Stated goal 1: Write out the stretch of the Indo-US partnership text from "Indo-US Partnership: Implications" through "South Asian region.".
Stated goal 2: Extend the text on the Indo-US partnership and its implications for Pakistan, starting after its last sentence.

Text:
_____
Indo-US Partnership: Implications for Pakistan

Author Name: Dr Zia Ul Haque Shamsi      25 Apr 2022     India

Perhaps, one of the fallouts of the Kargil Conflict of 1999 between India and Pakistan was US President Clinton’s decision to increase strategic cooperation with India. Since then, India and the US have been moving steadily to strengthen bilateral cooperation in the domain of technology transfer and military cooperation.

While the US may be preparing India to counter China’s rise for which it has been made part of the QUAD (US, Australia, Japan and India), this has direct implications on Pakistan and has certainly led to strategic instability in the South Asian region.

Soon after Kargil, India and the US started 2+2 Ministerial Talks which have now continued for over two decades. The aim of these talks is to further expand existing military cooperation between the two countries. The long-drawn process of negotiating various agreements was completed with the signing of the Basic Exchange and Cooperative Agreement (BECA) on 27 October 2020. The latest round of 2+2 Ministerial Talks was held in Washington D.C. on 11 April 2022. The Indian side was represented by Foreign Minister S Jaishankar, and Defence Minister Rajnath Singh, whereas the US Secretary of State Antony Blinken and Secretary of Defense Lloyd Austin participated from the US side. Importantly, this time the Talks were complemented by a virtual Summit between Prime Minister Modi and President Biden as well.

This article aims to examine this year’s Talks in two specific domains: Defence and Security and Counterterrorism and Counter Narcotics, because certain statements from both sides may have serious implications for Pakistan.

Ever-increasing cooperation between the US and Indian militaries under BECA in the domain of information-sharing is aimed at providing real-time pictures during peace and crisis, especially to the Indian Air Force (IAF). In fact, “BECA will help India get real-time access to American geospatial intelligence that will enhance the accuracy of automated systems and weapons like missiles and armed drones.”

There is no doubt that the US has the necessary wherewithal with respect to real-time intelligence gathering and sharing of satellite surveillance in specific areas of interest. The US’ assistance to IAF can prove to be critical in any future conflict between India and Pakistan, no matter how limited it is. This exchange of information comes under the pact, Communications Compatibility and Security Agreement (COMCASA), which was signed in September 2018 and “allows the US to provide India with its encrypted communications equipment and systems …., can communicate through secure networks during times of both peace and war.” This level of information-sharing will certainly give an advantage to IAF with regards to better situational awareness of the air battle environment.
_____
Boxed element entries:
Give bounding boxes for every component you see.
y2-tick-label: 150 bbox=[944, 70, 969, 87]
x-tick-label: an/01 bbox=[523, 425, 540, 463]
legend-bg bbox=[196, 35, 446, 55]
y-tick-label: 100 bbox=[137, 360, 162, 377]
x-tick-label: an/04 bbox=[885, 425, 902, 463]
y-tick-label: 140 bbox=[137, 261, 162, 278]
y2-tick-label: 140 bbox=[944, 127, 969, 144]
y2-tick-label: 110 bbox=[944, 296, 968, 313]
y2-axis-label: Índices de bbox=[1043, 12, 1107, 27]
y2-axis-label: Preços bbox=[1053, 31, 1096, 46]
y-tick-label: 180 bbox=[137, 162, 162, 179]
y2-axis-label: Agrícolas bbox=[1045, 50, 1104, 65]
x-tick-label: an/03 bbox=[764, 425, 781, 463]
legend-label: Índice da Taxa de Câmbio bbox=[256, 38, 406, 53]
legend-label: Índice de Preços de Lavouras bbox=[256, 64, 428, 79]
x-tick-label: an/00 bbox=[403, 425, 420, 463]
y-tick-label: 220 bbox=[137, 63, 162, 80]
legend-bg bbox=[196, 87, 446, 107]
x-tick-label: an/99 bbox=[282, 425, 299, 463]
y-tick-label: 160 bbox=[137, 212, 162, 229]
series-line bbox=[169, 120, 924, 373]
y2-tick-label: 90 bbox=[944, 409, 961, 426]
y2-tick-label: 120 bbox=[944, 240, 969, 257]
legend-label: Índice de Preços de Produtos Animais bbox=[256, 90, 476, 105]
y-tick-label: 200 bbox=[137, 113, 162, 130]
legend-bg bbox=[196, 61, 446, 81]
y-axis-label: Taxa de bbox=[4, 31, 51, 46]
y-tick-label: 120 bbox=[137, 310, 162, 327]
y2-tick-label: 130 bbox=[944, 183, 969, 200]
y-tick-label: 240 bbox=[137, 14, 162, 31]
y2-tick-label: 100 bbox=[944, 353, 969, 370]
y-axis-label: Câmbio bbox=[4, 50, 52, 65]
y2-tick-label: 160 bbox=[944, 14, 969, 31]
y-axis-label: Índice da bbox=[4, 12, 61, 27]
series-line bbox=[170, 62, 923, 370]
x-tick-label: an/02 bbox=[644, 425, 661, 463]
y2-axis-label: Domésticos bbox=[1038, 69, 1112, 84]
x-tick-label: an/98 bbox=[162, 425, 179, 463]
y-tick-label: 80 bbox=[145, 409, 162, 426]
_____
Task answer 1:
Indo-US Partnership: Implications for Pakistan

Author Name: Dr Zia Ul Haque Shamsi      25 Apr 2022     India

Perhaps, one of the fallouts of the Kargil Conflict of 1999 between India and Pakistan was US President Clinton’s decision to increase strategic cooperation with India. Since then, India and the US have been moving steadily to strengthen bilateral cooperation in the domain of technology transfer and military cooperation.

While the US may be preparing India to counter China’s rise for which it has been made part of the QUAD (US, Australia, Japan and India), this has direct implications on Pakistan and has certainly led to strategic instability in the South Asian region.

Task answer 2:
The two sides committed to cementing ties between their security establishments across all domains. Therefore, the US and Indian Ministers also outlined the importance of cooperation in space in preparation for the Inaugural Defense Space Dialogue in 2022. It should be remembered that the two sides are already continuing their Defense Cyber Dialogue since 2021.

In the domain of counterterrorism, the US and India “strongly condemned any use of terrorist proxies and cross-border terrorism in all its forms and called for the perpetrators of the 26/11 Mumbai attack, and Pathankot attack, to be brought to justice.” The Ministers categorically mentioned alleged Pakistan-based banned groups by the UNSC 1267 Sanctions Committee, such as al-Qa’ida, ISIS/Daesh, Lashkar-e-Tayyiba (LeT), and Jaish-e-Mohammad (JeM), and Hizb ul Mujahideen. Most importantly, “the Ministers called on Pakistan to take immediate, sustained, and irreversible action to ensure that no territory under its control is used for terrorist attacks.”

Pakistan’s Foreign Office has rejected the joint statement of 2+2 Ministerial Talks and called it a “betrayal to the counter-terrorism focus of both countries.” Unfortunately, the Modi-Biden virtual meeting also targets Pakistan and instead of recognising its efforts and sacrifices during the US war in Afghanistan, it again calls for “Do More.”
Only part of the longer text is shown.